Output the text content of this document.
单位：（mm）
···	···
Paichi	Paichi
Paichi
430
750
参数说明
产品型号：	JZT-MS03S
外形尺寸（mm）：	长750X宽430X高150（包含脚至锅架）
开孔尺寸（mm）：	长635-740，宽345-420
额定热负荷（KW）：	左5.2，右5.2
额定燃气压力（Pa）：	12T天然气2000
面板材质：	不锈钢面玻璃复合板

______

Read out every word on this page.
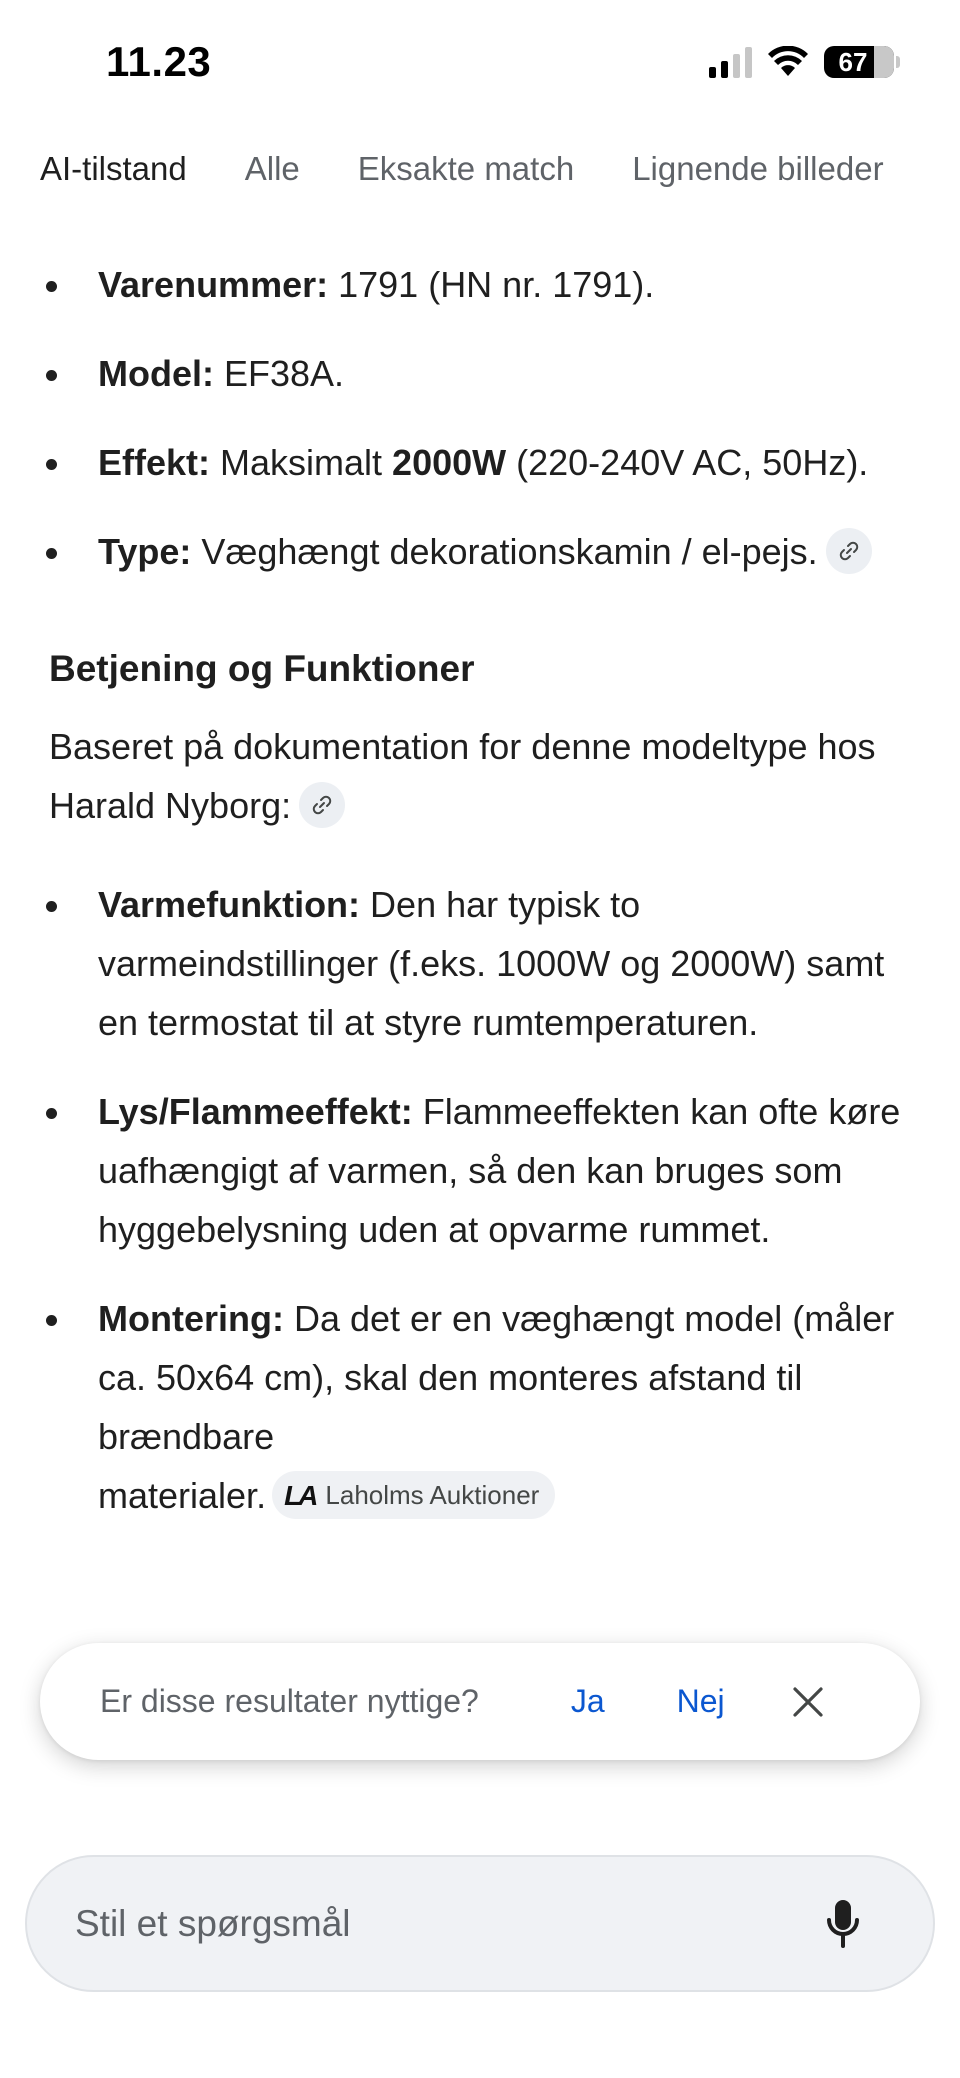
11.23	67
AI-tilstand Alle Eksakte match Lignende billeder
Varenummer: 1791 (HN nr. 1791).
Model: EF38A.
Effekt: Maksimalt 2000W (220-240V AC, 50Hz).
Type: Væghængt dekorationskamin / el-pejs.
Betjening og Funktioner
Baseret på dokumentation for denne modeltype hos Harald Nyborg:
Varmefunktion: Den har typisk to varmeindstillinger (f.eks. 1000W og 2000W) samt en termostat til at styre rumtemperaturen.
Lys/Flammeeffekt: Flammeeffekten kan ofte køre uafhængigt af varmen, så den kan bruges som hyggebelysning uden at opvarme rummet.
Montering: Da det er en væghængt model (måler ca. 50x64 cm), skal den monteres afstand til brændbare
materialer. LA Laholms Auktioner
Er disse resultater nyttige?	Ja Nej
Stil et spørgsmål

______

_YOUR TASK_
Using the records above, list each line that includes "this".

_EXERCISE ANSWER_
Output the text content of this document.
Read out every word on this page.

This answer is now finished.